> **Stated task**
Take the listing and print it in full, exactly as given.

> **Provided entries**

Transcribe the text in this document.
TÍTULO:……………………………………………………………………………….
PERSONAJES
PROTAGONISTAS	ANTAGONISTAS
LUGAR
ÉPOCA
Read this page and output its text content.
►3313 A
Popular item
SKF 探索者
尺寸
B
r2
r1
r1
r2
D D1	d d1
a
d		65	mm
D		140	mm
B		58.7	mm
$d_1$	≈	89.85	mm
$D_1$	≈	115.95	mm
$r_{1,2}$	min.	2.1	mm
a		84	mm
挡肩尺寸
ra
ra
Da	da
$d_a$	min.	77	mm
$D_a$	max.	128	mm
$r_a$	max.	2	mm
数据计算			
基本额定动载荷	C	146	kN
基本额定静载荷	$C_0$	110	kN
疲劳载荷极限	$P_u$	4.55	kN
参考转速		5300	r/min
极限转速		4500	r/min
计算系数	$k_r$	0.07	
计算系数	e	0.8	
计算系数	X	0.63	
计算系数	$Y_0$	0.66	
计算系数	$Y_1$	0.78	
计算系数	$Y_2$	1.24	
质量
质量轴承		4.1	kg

> **Solution to this task**
Transcribe the text in this document.
TÍTULO:……………………………………………………………………………….
PERSONAJES
PROTAGONISTAS	ANTAGONISTAS
LUGAR
ÉPOCA
Read this page and output its text content.
►3313 A
Popular item
SKF 探索者
尺寸
B
r2
r1
r1
r2
D D1	d d1
a
d		65	mm
D		140	mm
B		58.7	mm
$d_1$	≈	89.85	mm
$D_1$	≈	115.95	mm
$r_{1,2}$	min.	2.1	mm
a		84	mm
挡肩尺寸
ra
ra
Da	da
$d_a$	min.	77	mm
$D_a$	max.	128	mm
$r_a$	max.	2	mm
数据计算			
基本额定动载荷	C	146	kN
基本额定静载荷	$C_0$	110	kN
疲劳载荷极限	$P_u$	4.55	kN
参考转速		5300	r/min
极限转速		4500	r/min
计算系数	$k_r$	0.07	
计算系数	e	0.8	
计算系数	X	0.63	
计算系数	$Y_0$	0.66	
计算系数	$Y_1$	0.78	
计算系数	$Y_2$	1.24	
质量
质量轴承		4.1	kg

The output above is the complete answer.